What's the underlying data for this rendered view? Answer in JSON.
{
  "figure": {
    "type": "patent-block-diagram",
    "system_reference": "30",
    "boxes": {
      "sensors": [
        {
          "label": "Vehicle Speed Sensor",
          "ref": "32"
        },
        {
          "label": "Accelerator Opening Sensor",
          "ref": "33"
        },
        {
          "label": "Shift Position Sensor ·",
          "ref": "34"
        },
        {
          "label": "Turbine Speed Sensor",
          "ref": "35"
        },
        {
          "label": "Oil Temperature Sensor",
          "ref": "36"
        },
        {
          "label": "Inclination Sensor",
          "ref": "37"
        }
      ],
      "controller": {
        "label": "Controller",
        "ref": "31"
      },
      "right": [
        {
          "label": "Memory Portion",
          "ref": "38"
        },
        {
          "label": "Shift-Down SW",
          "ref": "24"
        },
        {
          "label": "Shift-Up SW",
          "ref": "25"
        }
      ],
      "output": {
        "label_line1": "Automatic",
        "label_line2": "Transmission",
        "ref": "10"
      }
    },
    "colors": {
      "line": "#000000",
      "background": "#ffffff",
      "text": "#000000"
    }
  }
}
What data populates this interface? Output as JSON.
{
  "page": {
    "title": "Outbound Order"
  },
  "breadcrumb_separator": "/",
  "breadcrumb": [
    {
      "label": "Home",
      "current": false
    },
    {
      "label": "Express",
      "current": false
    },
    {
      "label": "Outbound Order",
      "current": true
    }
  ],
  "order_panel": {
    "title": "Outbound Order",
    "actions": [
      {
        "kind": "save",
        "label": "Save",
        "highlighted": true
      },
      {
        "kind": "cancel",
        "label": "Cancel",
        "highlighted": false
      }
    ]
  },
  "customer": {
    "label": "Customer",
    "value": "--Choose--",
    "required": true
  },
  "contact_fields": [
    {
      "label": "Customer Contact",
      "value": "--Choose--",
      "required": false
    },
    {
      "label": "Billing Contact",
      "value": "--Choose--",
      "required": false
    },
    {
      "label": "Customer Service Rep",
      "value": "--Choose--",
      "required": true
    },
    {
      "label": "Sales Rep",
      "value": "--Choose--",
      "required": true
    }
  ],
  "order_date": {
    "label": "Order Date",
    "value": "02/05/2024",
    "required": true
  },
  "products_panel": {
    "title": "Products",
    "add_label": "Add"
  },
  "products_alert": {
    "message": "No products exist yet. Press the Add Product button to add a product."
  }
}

..........

GOAL OF THE EXERCISE:
Looking at the listing above, how many of its lines contain the string "Speed"? Give the number alone.

IN RESPONSE:
2